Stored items
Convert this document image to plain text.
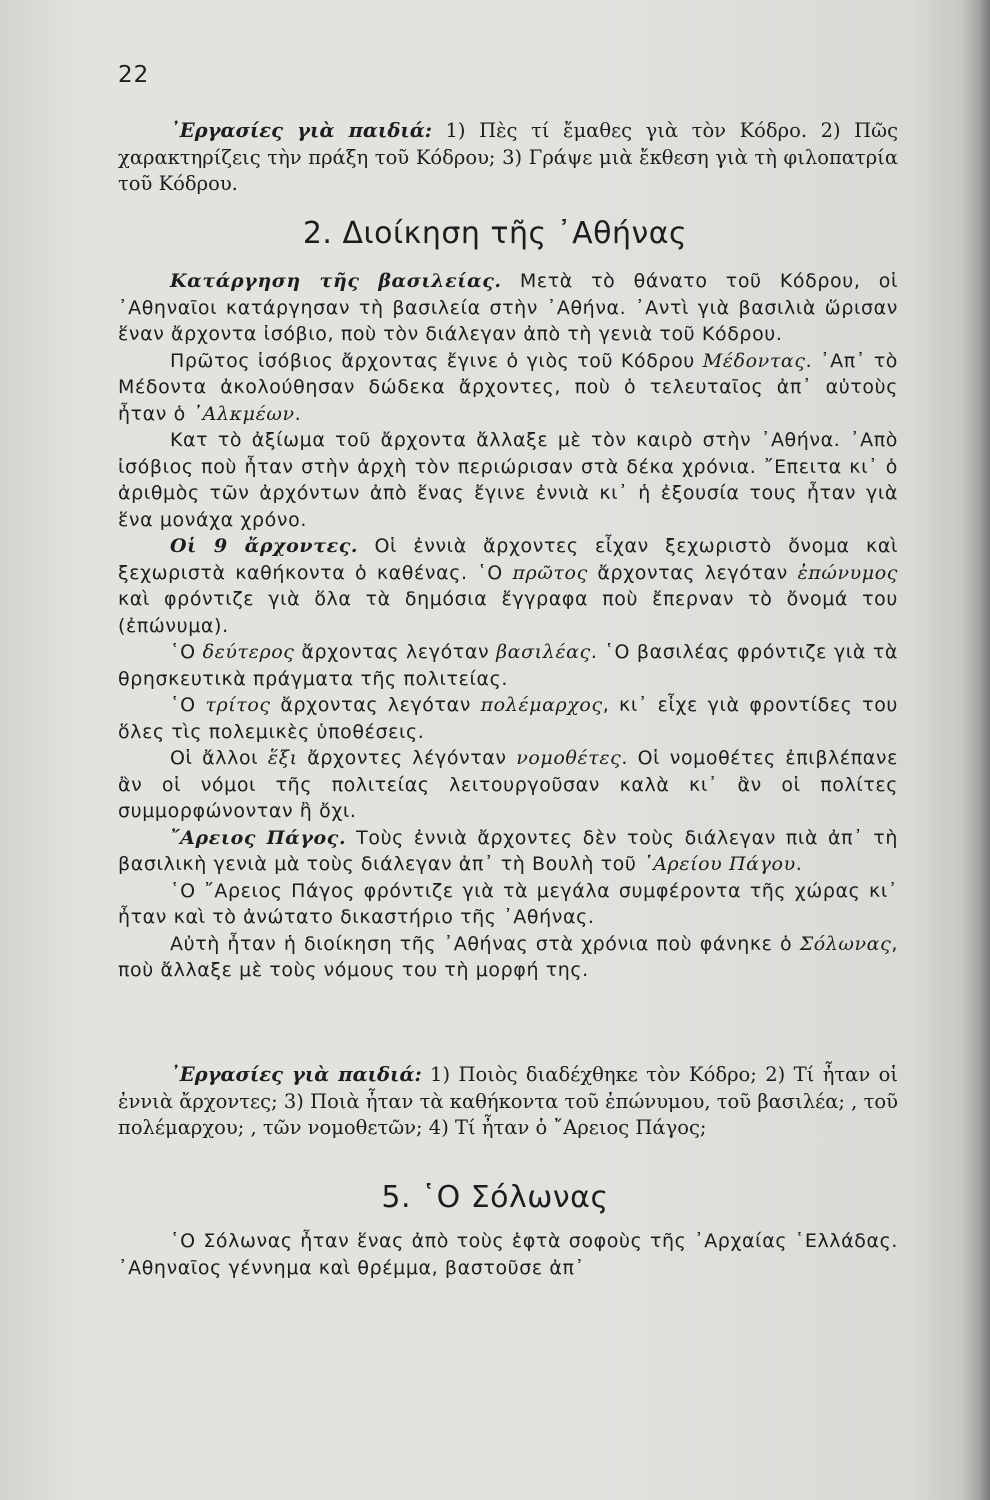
22

᾿Εργασίες γιὰ παιδιά: 1) Πὲς τί ἔμαθες γιὰ τὸν Κόδρο. 2) Πῶς χαρακτηρίζεις τὴν πράξη τοῦ Κόδρου; 3) Γράψε μιὰ ἔκθεση γιὰ τὴ φιλοπατρία τοῦ Κόδρου.

2. Διοίκηση τῆς ᾿Αθήνας

Κατάργηση τῆς βασιλείας. Μετὰ τὸ θάνατο τοῦ Κόδρου, οἱ ᾿Αθηναῖοι κατάργησαν τὴ βασιλεία στὴν ᾿Αθήνα. ᾿Αντὶ γιὰ βασιλιὰ ὥρισαν ἕναν ἄρχοντα ἰσόβιο, ποὺ τὸν διάλεγαν ἀπὸ τὴ γενιὰ τοῦ Κόδρου.

Πρῶτος ἰσόβιος ἄρχοντας ἔγινε ὁ γιὸς τοῦ Κόδρου Μέδοντας. ᾿Απ᾿ τὸ Μέδοντα ἀκολούθησαν δώδεκα ἄρχοντες, ποὺ ὁ τελευταῖος ἀπ᾿ αὐτοὺς ἦταν ὁ ᾿Αλκμέων.

Κατ τὸ ἀξίωμα τοῦ ἄρχοντα ἄλλαξε μὲ τὸν καιρὸ στὴν ᾿Αθήνα. ᾿Απὸ ἰσόβιος ποὺ ἦταν στὴν ἀρχὴ τὸν περιώρισαν στὰ δέκα χρόνια. ῎Επειτα κι᾿ ὁ ἀριθμὸς τῶν ἀρχόντων ἀπὸ ἕνας ἔγινε ἐννιὰ κι᾿ ἡ ἐξουσία τους ἦταν γιὰ ἕνα μονάχα χρόνο.

Οἱ 9 ἄρχοντες. Οἱ ἐννιὰ ἄρχοντες εἶχαν ξεχωριστὸ ὄνομα καὶ ξεχωριστὰ καθήκοντα ὁ καθένας. ῾Ο πρῶτος ἄρχοντας λεγόταν ἐπώνυμος καὶ φρόντιζε γιὰ ὅλα τὰ δημόσια ἔγγραφα ποὺ ἔπερναν τὸ ὄνομά του (ἐπώνυμα).

῾Ο δεύτερος ἄρχοντας λεγόταν βασιλέας. ῾Ο βασιλέας φρόντιζε γιὰ τὰ θρησκευτικὰ πράγματα τῆς πολιτείας.

῾Ο τρίτος ἄρχοντας λεγόταν πολέμαρχος, κι᾿ εἶχε γιὰ φροντίδες του ὅλες τὶς πολεμικὲς ὑποθέσεις.

Οἱ ἄλλοι ἕξι ἄρχοντες λέγόνταν νομοθέτες. Οἱ νομοθέτες ἐπιβλέπανε ἂν οἱ νόμοι τῆς πολιτείας λειτουργοῦσαν καλὰ κι᾿ ἂν οἱ πολίτες συμμορφώνονταν ἢ ὄχι.

῎Αρειος Πάγος. Τοὺς ἐννιὰ ἄρχοντες δὲν τοὺς διάλεγαν πιὰ ἀπ᾿ τὴ βασιλικὴ γενιὰ μὰ τοὺς διάλεγαν ἀπ᾿ τὴ Βουλὴ τοῦ ᾿Αρείου Πάγου.

῾Ο ῎Αρειος Πάγος φρόντιζε γιὰ τὰ μεγάλα συμφέροντα τῆς χώρας κι᾿ ἦταν καὶ τὸ ἀνώτατο δικαστήριο τῆς ᾿Αθήνας.

Αὐτὴ ἦταν ἡ διοίκηση τῆς ᾿Αθήνας στὰ χρόνια ποὺ φάνηκε ὁ Σόλωνας, ποὺ ἄλλαξε μὲ τοὺς νόμους του τὴ μορφή της.

᾿Εργασίες γιὰ παιδιά: 1) Ποιὸς διαδέχθηκε τὸν Κόδρο; 2) Τί ἦταν οἱ ἐννιὰ ἄρχοντες; 3) Ποιὰ ἦταν τὰ καθήκοντα τοῦ ἐπώνυμου, τοῦ βασιλέα; , τοῦ πολέμαρχου; , τῶν νομοθετῶν; 4) Τί ἦταν ὁ ῎Αρειος Πάγος;

5. ῾Ο Σόλωνας

῾Ο Σόλωνας ἦταν ἕνας ἀπὸ τοὺς ἑφτὰ σοφοὺς τῆς ᾿Αρχαίας ῾Ελλάδας. ᾿Αθηναῖος γέννημα καὶ θρέμμα, βαστοῦσε ἀπ᾿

### What is expected
Look over the listing. Pull out every line with the string "διάλεγαν" in it.

### Task output
Κατάργηση τῆς βασιλείας. Μετὰ τὸ θάνατο τοῦ Κόδρου, οἱ ᾿Αθηναῖοι κατάργησαν τὴ βασιλεία στὴν ᾿Αθήνα. ᾿Αντὶ γιὰ βασιλιὰ ὥρισαν ἕναν ἄρχοντα ἰσόβιο, ποὺ τὸν διάλεγαν ἀπὸ τὴ γενιὰ τοῦ Κόδρου.
῎Αρειος Πάγος. Τοὺς ἐννιὰ ἄρχοντες δὲν τοὺς διάλεγαν πιὰ ἀπ᾿ τὴ βασιλικὴ γενιὰ μὰ τοὺς διάλεγαν ἀπ᾿ τὴ Βουλὴ τοῦ ᾿Αρείου Πάγου.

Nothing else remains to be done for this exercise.